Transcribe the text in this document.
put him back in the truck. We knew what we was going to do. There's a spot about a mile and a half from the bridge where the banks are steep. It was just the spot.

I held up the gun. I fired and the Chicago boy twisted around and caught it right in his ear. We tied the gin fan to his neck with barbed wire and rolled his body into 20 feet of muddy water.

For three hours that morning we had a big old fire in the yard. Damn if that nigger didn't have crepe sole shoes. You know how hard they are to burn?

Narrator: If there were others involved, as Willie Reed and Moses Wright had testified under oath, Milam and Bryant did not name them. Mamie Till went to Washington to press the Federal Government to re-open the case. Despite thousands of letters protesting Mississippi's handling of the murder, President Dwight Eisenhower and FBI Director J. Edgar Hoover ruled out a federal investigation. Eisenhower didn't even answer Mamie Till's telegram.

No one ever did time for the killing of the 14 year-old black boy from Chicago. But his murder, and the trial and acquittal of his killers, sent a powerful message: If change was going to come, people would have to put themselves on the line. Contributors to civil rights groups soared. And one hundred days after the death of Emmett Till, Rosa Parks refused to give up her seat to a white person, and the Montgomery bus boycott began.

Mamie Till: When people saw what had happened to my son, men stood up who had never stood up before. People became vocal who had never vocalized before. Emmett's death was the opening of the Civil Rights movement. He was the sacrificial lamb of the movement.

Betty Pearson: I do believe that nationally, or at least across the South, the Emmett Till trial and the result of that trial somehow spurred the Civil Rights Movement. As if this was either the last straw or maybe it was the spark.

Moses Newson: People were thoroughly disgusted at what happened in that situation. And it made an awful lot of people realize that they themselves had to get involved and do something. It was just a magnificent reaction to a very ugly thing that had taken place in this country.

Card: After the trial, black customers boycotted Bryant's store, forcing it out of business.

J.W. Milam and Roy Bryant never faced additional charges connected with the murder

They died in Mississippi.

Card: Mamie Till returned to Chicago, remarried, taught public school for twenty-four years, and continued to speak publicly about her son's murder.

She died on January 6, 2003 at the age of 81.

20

**WHAT THE TASK REQUIRES**.
Read through the entries and copy every line that includes "trial".

**SOLUTION TO THIS PROBLEM**.
No one ever did time for the killing of the 14 year-old black boy from Chicago. But his murder, and the trial and acquittal of his killers, sent a powerful message: If change was going to come, people would have to put themselves on the line. Contributors to civil rights groups soared. And one hundred days after the death of Emmett Till, Rosa Parks refused to give up her seat to a white person, and the Montgomery bus boycott began.
Betty Pearson: I do believe that nationally, or at least across the South, the Emmett Till trial and the result of that trial somehow spurred the Civil Rights Movement. As if this was either the last straw or maybe it was the spark.
Card: After the trial, black customers boycotted Bryant's store, forcing it out of business.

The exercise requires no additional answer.